== Supplied data ==
■ ■ ■ ■ ■
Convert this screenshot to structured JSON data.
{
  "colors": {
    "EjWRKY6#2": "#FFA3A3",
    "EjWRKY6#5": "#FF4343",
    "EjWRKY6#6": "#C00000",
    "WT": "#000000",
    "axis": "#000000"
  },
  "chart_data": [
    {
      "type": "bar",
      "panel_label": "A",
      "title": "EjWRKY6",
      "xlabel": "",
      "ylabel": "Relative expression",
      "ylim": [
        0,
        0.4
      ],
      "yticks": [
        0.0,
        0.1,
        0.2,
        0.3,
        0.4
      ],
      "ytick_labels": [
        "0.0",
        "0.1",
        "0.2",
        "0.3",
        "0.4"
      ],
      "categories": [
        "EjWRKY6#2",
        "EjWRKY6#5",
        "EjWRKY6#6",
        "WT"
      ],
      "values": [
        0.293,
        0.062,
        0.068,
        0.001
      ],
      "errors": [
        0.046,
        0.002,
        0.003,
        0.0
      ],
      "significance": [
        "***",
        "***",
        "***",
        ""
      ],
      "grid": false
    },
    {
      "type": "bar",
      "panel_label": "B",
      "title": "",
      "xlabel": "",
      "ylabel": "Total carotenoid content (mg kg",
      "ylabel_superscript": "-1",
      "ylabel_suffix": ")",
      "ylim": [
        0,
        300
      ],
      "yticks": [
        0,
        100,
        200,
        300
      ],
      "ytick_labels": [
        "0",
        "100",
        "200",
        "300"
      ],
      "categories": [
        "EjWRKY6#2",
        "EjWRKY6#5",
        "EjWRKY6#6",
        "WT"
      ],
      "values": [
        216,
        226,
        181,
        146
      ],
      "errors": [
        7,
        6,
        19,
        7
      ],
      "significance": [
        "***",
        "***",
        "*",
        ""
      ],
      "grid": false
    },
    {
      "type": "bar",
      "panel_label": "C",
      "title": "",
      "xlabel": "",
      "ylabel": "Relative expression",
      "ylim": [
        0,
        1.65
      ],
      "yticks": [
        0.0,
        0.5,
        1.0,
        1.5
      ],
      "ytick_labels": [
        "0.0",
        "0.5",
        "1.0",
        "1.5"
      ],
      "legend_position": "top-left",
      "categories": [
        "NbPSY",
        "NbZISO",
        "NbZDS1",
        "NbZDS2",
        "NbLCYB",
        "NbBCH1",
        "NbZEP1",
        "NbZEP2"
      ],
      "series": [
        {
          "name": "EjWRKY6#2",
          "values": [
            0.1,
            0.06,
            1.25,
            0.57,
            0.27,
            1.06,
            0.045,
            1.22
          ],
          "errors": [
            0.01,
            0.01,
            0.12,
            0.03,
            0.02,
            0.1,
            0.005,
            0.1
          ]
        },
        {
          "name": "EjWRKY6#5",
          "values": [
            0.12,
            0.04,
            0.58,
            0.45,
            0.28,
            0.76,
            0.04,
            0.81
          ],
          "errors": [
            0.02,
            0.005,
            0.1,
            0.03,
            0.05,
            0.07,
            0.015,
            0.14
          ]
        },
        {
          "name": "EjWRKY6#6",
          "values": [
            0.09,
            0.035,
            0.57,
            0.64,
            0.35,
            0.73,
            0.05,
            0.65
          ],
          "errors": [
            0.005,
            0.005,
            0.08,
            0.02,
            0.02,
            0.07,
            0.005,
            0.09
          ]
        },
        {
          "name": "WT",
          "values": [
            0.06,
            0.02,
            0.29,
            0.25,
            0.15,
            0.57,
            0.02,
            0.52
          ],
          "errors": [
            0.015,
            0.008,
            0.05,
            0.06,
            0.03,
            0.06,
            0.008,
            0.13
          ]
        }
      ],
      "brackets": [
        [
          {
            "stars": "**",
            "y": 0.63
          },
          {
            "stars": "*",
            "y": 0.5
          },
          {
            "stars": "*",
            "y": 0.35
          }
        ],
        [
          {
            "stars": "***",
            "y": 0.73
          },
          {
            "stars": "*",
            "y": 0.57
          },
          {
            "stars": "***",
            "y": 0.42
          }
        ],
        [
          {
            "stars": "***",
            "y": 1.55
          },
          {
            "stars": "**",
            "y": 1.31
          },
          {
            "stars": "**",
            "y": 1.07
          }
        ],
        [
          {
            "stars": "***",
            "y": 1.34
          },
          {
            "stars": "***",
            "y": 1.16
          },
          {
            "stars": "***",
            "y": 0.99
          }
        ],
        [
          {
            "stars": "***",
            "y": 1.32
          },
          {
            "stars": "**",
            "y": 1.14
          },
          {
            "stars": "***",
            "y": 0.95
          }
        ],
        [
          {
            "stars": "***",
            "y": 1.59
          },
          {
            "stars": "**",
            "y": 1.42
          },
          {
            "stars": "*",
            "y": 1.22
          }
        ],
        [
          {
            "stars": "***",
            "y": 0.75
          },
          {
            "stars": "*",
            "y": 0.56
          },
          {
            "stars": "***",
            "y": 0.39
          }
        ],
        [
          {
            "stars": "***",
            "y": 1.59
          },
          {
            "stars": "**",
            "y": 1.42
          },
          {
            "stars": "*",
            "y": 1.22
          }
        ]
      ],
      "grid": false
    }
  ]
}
■ ■ ■ ■ ■
Repeat the data precisely, reproducing every entry.

Convert this screenshot to structured JSON data.
{
  "colors": {
    "EjWRKY6#2": "#FFA3A3",
    "EjWRKY6#5": "#FF4343",
    "EjWRKY6#6": "#C00000",
    "WT": "#000000",
    "axis": "#000000"
  },
  "chart_data": [
    {
      "type": "bar",
      "panel_label": "A",
      "title": "EjWRKY6",
      "xlabel": "",
      "ylabel": "Relative expression",
      "ylim": [
        0,
        0.4
      ],
      "yticks": [
        0.0,
        0.1,
        0.2,
        0.3,
        0.4
      ],
      "ytick_labels": [
        "0.0",
        "0.1",
        "0.2",
        "0.3",
        "0.4"
      ],
      "categories": [
        "EjWRKY6#2",
        "EjWRKY6#5",
        "EjWRKY6#6",
        "WT"
      ],
      "values": [
        0.293,
        0.062,
        0.068,
        0.001
      ],
      "errors": [
        0.046,
        0.002,
        0.003,
        0.0
      ],
      "significance": [
        "***",
        "***",
        "***",
        ""
      ],
      "grid": false
    },
    {
      "type": "bar",
      "panel_label": "B",
      "title": "",
      "xlabel": "",
      "ylabel": "Total carotenoid content (mg kg",
      "ylabel_superscript": "-1",
      "ylabel_suffix": ")",
      "ylim": [
        0,
        300
      ],
      "yticks": [
        0,
        100,
        200,
        300
      ],
      "ytick_labels": [
        "0",
        "100",
        "200",
        "300"
      ],
      "categories": [
        "EjWRKY6#2",
        "EjWRKY6#5",
        "EjWRKY6#6",
        "WT"
      ],
      "values": [
        216,
        226,
        181,
        146
      ],
      "errors": [
        7,
        6,
        19,
        7
      ],
      "significance": [
        "***",
        "***",
        "*",
        ""
      ],
      "grid": false
    },
    {
      "type": "bar",
      "panel_label": "C",
      "title": "",
      "xlabel": "",
      "ylabel": "Relative expression",
      "ylim": [
        0,
        1.65
      ],
      "yticks": [
        0.0,
        0.5,
        1.0,
        1.5
      ],
      "ytick_labels": [
        "0.0",
        "0.5",
        "1.0",
        "1.5"
      ],
      "legend_position": "top-left",
      "categories": [
        "NbPSY",
        "NbZISO",
        "NbZDS1",
        "NbZDS2",
        "NbLCYB",
        "NbBCH1",
        "NbZEP1",
        "NbZEP2"
      ],
      "series": [
        {
          "name": "EjWRKY6#2",
          "values": [
            0.1,
            0.06,
            1.25,
            0.57,
            0.27,
            1.06,
            0.045,
            1.22
          ],
          "errors": [
            0.01,
            0.01,
            0.12,
            0.03,
            0.02,
            0.1,
            0.005,
            0.1
          ]
        },
        {
          "name": "EjWRKY6#5",
          "values": [
            0.12,
            0.04,
            0.58,
            0.45,
            0.28,
            0.76,
            0.04,
            0.81
          ],
          "errors": [
            0.02,
            0.005,
            0.1,
            0.03,
            0.05,
            0.07,
            0.015,
            0.14
          ]
        },
        {
          "name": "EjWRKY6#6",
          "values": [
            0.09,
            0.035,
            0.57,
            0.64,
            0.35,
            0.73,
            0.05,
            0.65
          ],
          "errors": [
            0.005,
            0.005,
            0.08,
            0.02,
            0.02,
            0.07,
            0.005,
            0.09
          ]
        },
        {
          "name": "WT",
          "values": [
            0.06,
            0.02,
            0.29,
            0.25,
            0.15,
            0.57,
            0.02,
            0.52
          ],
          "errors": [
            0.015,
            0.008,
            0.05,
            0.06,
            0.03,
            0.06,
            0.008,
            0.13
          ]
        }
      ],
      "brackets": [
        [
          {
            "stars": "**",
            "y": 0.63
          },
          {
            "stars": "*",
            "y": 0.5
          },
          {
            "stars": "*",
            "y": 0.35
          }
        ],
        [
          {
            "stars": "***",
            "y": 0.73
          },
          {
            "stars": "*",
            "y": 0.57
          },
          {
            "stars": "***",
            "y": 0.42
          }
        ],
        [
          {
            "stars": "***",
            "y": 1.55
          },
          {
            "stars": "**",
            "y": 1.31
          },
          {
            "stars": "**",
            "y": 1.07
          }
        ],
        [
          {
            "stars": "***",
            "y": 1.34
          },
          {
            "stars": "***",
            "y": 1.16
          },
          {
            "stars": "***",
            "y": 0.99
          }
        ],
        [
          {
            "stars": "***",
            "y": 1.32
          },
          {
            "stars": "**",
            "y": 1.14
          },
          {
            "stars": "***",
            "y": 0.95
          }
        ],
        [
          {
            "stars": "***",
            "y": 1.59
          },
          {
            "stars": "**",
            "y": 1.42
          },
          {
            "stars": "*",
            "y": 1.22
          }
        ],
        [
          {
            "stars": "***",
            "y": 0.75
          },
          {
            "stars": "*",
            "y": 0.56
          },
          {
            "stars": "***",
            "y": 0.39
          }
        ],
        [
          {
            "stars": "***",
            "y": 1.59
          },
          {
            "stars": "**",
            "y": 1.42
          },
          {
            "stars": "*",
            "y": 1.22
          }
        ]
      ],
      "grid": false
    }
  ]
}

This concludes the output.